SOURCE MATERIAL
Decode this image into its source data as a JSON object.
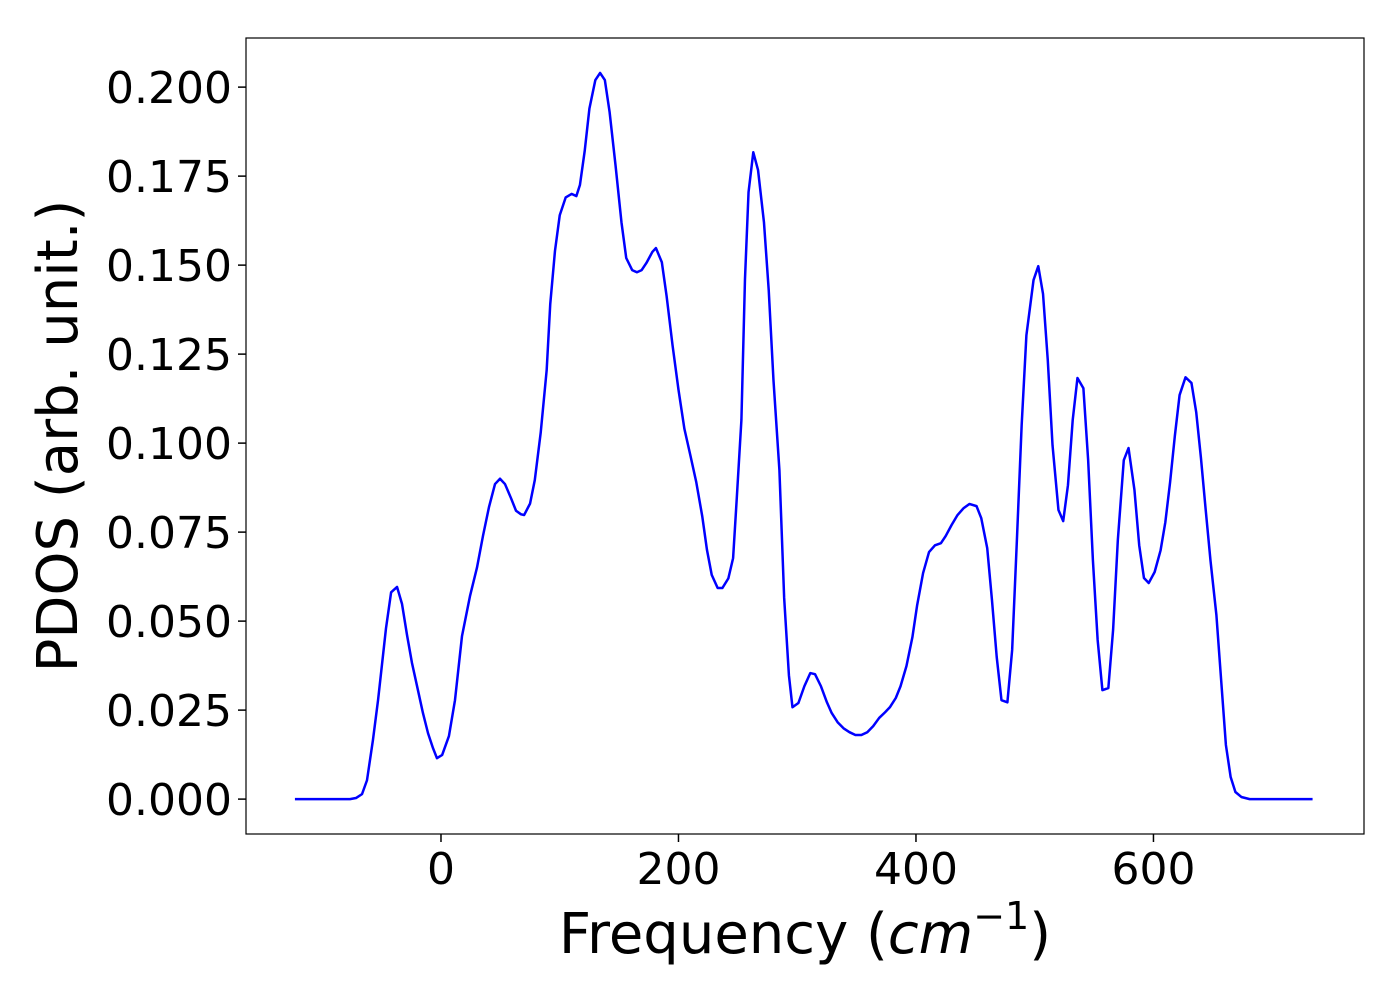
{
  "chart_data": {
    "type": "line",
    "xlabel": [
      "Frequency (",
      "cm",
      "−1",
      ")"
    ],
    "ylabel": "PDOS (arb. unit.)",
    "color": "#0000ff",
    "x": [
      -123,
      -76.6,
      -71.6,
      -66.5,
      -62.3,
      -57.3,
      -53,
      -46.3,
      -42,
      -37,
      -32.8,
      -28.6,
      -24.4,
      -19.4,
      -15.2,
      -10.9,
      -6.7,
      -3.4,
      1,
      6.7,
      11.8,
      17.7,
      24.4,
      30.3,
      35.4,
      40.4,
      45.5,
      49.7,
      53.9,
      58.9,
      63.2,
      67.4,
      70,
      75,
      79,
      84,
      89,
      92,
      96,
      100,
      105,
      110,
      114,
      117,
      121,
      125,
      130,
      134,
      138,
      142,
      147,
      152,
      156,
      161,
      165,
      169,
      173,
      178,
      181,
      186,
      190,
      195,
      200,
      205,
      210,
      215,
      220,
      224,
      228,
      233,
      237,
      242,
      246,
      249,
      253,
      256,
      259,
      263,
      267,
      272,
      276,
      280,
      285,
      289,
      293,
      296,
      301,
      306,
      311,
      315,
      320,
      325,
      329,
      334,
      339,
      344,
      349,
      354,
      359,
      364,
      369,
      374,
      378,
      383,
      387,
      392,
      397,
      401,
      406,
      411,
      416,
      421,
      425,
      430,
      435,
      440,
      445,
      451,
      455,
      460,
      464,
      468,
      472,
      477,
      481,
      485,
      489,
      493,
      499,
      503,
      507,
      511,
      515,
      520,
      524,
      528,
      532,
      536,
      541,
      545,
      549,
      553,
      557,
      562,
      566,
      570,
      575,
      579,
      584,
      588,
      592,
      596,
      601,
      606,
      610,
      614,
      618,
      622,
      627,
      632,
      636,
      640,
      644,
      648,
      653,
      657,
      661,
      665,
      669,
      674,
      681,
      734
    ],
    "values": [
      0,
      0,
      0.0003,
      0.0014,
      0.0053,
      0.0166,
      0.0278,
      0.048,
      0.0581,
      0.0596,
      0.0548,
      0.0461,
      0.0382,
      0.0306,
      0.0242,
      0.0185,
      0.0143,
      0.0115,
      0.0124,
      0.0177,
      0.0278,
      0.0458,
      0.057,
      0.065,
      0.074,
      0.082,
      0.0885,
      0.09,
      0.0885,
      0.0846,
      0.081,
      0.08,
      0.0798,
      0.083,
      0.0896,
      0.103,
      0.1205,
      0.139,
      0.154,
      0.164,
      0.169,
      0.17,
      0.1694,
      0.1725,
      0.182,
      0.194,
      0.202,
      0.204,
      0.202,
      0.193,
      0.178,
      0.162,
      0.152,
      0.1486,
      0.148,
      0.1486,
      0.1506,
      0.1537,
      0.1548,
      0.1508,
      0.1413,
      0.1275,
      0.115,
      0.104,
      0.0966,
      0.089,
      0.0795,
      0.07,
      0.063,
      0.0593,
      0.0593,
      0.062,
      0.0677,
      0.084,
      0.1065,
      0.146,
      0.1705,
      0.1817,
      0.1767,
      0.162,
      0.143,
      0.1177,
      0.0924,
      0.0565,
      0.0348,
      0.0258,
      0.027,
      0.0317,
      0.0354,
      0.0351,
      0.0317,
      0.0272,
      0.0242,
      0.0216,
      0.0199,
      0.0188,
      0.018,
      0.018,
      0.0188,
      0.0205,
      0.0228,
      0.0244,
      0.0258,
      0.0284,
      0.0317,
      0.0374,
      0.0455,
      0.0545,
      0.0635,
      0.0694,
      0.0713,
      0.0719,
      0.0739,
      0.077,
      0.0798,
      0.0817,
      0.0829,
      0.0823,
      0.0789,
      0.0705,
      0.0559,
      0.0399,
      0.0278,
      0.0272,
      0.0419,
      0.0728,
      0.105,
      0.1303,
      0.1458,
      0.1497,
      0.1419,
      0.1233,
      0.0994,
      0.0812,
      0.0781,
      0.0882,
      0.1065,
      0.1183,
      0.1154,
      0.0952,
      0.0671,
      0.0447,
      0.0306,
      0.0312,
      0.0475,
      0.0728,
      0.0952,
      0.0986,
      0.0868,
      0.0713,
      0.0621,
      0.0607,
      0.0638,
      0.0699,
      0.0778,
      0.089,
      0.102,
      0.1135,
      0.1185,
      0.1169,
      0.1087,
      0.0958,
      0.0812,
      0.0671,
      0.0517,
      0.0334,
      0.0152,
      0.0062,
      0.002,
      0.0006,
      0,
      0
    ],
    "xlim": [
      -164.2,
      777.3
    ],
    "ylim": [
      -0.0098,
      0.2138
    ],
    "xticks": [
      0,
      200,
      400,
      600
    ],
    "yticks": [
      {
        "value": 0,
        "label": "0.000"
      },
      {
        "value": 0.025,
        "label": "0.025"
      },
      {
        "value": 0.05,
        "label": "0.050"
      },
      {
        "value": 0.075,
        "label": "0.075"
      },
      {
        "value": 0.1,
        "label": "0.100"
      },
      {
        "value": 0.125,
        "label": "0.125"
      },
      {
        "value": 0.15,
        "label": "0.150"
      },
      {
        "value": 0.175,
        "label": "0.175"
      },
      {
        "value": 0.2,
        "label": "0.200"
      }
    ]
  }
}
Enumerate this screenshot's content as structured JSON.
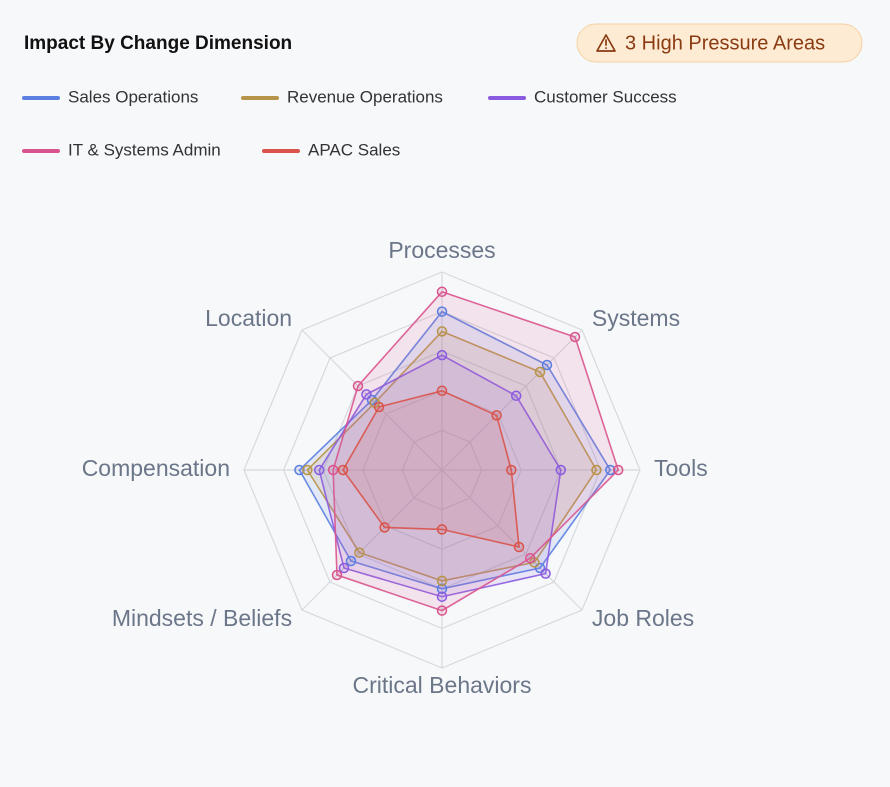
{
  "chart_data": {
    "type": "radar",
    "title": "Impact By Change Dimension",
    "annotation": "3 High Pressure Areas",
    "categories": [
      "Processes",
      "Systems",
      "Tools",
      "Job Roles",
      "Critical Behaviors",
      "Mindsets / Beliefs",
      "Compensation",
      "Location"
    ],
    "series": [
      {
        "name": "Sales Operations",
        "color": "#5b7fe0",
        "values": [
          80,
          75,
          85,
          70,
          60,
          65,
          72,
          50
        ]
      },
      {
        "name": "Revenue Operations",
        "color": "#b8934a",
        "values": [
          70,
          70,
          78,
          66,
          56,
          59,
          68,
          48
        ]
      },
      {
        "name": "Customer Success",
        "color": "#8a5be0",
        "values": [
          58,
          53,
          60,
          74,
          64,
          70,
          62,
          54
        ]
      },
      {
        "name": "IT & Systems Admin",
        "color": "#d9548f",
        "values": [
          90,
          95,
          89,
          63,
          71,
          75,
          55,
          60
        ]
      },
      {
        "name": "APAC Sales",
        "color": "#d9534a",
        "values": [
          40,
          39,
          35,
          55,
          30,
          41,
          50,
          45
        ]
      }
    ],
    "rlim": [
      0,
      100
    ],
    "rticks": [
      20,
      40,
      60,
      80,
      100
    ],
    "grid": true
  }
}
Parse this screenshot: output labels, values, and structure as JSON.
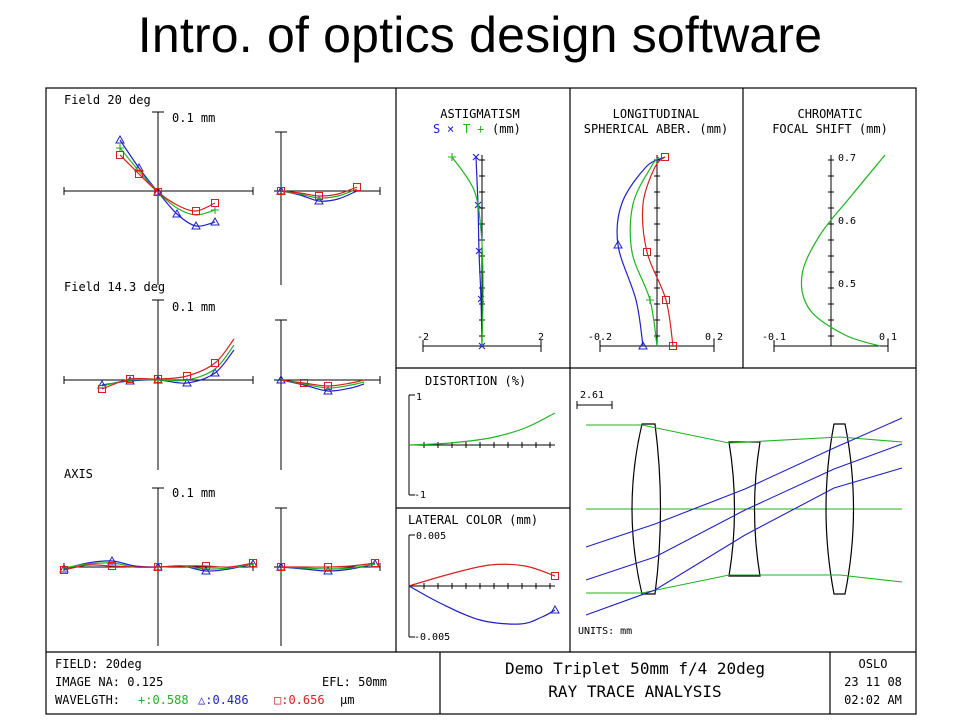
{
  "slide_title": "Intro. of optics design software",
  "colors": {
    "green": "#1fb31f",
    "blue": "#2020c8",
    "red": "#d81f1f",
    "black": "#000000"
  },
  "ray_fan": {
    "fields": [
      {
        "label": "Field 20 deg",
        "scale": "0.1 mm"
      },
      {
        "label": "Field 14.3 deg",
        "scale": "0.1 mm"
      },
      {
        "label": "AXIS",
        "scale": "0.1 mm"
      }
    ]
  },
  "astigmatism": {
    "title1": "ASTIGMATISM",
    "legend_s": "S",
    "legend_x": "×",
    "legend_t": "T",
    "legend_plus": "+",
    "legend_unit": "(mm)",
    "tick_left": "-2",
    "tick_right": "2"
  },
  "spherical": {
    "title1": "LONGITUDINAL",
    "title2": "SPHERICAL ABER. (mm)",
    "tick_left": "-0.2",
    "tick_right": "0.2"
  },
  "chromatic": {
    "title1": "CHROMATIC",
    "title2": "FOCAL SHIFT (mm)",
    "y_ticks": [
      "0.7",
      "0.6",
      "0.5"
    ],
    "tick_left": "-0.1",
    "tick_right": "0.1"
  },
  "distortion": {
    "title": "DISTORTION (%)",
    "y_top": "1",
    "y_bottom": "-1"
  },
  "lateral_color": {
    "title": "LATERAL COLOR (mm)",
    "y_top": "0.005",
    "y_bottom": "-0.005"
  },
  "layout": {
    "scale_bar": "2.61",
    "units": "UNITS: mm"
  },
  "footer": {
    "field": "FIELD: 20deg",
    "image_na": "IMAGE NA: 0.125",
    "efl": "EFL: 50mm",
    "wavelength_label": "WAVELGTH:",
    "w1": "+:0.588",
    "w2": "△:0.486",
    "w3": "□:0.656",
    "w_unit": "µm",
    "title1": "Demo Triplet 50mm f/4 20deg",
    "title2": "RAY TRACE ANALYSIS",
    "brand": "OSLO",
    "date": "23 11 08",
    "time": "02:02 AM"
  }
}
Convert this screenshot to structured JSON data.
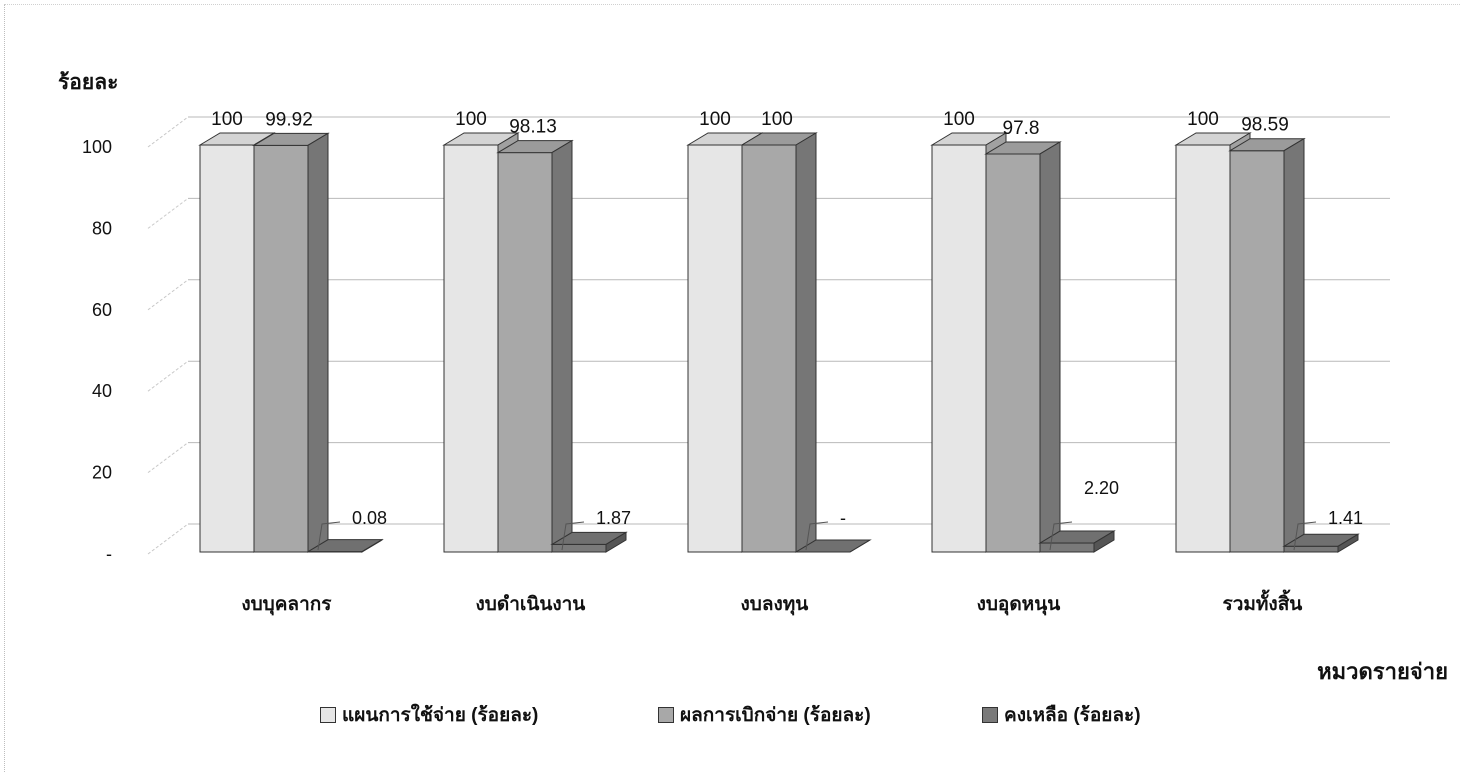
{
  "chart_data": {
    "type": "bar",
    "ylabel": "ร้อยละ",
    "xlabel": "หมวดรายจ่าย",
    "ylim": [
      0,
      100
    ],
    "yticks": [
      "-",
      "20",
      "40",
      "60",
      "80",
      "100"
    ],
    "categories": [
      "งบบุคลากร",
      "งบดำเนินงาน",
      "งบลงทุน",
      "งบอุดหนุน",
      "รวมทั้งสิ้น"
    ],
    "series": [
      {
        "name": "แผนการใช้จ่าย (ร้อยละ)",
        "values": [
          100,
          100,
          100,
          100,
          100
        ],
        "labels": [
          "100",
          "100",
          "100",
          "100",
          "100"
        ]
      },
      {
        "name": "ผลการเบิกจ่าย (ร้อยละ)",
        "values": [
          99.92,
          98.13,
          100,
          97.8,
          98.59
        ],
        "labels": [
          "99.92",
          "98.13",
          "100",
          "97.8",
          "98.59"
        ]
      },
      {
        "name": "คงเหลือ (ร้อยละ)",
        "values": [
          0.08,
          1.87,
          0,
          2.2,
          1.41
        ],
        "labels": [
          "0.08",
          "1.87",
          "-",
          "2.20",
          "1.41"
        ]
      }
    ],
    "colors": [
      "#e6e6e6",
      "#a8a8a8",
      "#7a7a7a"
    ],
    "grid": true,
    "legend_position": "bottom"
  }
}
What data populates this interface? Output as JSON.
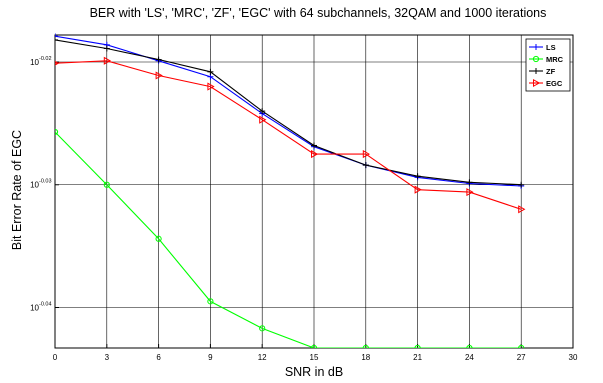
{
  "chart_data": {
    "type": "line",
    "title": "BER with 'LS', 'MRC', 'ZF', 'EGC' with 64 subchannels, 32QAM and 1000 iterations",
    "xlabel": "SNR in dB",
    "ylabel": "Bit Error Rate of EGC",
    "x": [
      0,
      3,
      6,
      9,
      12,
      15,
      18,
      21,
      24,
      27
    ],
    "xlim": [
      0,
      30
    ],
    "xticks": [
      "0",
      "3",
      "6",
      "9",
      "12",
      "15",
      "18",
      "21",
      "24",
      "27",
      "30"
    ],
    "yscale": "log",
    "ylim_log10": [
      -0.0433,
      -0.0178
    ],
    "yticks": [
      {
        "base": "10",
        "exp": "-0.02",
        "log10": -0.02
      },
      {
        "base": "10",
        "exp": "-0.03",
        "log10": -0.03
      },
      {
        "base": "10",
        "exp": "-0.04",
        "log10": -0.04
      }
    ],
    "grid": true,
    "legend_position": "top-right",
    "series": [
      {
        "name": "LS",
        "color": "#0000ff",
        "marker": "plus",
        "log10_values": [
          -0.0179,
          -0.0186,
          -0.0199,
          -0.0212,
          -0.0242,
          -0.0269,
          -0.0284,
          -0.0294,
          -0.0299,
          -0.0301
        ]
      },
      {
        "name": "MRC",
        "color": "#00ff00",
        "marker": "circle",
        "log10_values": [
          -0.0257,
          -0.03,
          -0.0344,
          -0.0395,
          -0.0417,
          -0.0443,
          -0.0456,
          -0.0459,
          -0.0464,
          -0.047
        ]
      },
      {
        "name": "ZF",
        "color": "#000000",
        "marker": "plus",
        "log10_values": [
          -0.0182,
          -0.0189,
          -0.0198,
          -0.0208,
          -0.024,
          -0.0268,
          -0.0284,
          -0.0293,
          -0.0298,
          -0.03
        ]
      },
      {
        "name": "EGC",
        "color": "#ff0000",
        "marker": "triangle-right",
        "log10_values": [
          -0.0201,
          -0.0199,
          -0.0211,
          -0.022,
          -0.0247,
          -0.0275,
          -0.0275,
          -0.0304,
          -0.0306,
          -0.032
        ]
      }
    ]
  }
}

STATED PROBLEM
Only a number is wanted: how many lines contain "name"?

THE REPLY
12